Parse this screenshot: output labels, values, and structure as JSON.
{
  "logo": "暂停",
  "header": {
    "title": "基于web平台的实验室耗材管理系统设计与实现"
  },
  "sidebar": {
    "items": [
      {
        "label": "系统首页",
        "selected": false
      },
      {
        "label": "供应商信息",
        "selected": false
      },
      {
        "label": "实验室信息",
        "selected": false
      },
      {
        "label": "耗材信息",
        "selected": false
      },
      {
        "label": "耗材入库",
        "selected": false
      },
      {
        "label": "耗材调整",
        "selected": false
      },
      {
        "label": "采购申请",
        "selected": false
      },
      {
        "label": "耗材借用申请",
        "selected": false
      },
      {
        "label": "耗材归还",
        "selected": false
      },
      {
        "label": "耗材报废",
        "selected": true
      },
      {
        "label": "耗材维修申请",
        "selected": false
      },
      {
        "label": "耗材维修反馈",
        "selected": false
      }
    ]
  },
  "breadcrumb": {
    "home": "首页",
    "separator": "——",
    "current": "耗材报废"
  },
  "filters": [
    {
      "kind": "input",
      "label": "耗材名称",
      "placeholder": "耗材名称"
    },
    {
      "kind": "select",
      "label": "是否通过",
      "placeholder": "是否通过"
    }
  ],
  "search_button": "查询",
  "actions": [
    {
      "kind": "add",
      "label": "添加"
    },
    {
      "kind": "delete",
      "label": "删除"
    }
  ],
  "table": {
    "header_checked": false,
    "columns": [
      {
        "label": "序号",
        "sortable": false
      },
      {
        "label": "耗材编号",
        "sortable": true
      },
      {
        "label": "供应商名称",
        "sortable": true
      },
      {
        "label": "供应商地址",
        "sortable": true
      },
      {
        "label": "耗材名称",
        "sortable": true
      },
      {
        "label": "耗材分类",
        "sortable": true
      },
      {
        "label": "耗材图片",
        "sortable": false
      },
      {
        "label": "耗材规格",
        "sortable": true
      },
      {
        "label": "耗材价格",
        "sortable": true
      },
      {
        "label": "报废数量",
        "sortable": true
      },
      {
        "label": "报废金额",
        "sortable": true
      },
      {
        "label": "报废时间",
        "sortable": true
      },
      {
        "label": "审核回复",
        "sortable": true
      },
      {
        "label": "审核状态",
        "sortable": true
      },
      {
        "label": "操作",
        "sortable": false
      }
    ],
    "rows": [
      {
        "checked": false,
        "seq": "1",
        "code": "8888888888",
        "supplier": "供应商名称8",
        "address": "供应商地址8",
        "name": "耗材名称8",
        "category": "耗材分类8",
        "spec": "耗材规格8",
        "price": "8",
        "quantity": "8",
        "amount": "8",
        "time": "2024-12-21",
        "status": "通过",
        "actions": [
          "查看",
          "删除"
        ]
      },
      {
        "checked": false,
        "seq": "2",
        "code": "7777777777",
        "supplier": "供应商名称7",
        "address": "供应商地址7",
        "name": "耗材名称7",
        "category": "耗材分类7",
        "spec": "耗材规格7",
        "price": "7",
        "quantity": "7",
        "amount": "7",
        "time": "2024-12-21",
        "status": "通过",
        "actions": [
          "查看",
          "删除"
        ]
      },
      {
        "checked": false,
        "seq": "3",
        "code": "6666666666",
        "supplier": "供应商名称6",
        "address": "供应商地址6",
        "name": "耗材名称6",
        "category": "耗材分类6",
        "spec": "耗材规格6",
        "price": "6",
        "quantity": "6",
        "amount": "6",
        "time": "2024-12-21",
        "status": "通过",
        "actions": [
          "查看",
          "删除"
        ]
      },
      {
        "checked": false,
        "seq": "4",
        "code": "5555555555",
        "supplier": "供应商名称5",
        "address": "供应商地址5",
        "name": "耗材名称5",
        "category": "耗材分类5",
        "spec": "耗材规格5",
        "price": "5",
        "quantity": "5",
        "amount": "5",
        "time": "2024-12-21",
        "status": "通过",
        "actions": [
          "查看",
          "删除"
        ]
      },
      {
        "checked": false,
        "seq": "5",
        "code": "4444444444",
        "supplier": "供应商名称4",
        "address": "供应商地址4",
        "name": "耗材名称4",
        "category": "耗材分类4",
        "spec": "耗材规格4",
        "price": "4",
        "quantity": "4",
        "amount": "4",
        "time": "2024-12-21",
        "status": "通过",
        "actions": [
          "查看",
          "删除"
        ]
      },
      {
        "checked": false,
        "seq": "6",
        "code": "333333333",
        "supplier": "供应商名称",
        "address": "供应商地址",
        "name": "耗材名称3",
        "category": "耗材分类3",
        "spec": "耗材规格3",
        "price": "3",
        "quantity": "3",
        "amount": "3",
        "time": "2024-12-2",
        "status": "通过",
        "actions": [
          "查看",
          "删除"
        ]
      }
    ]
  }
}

....................

## REQUIREMENT
Select from the material above each line in which the string "placeholder" appears, and list those lines.

## COMPLETE ANSWER
      "placeholder": "耗材名称"
      "placeholder": "是否通过"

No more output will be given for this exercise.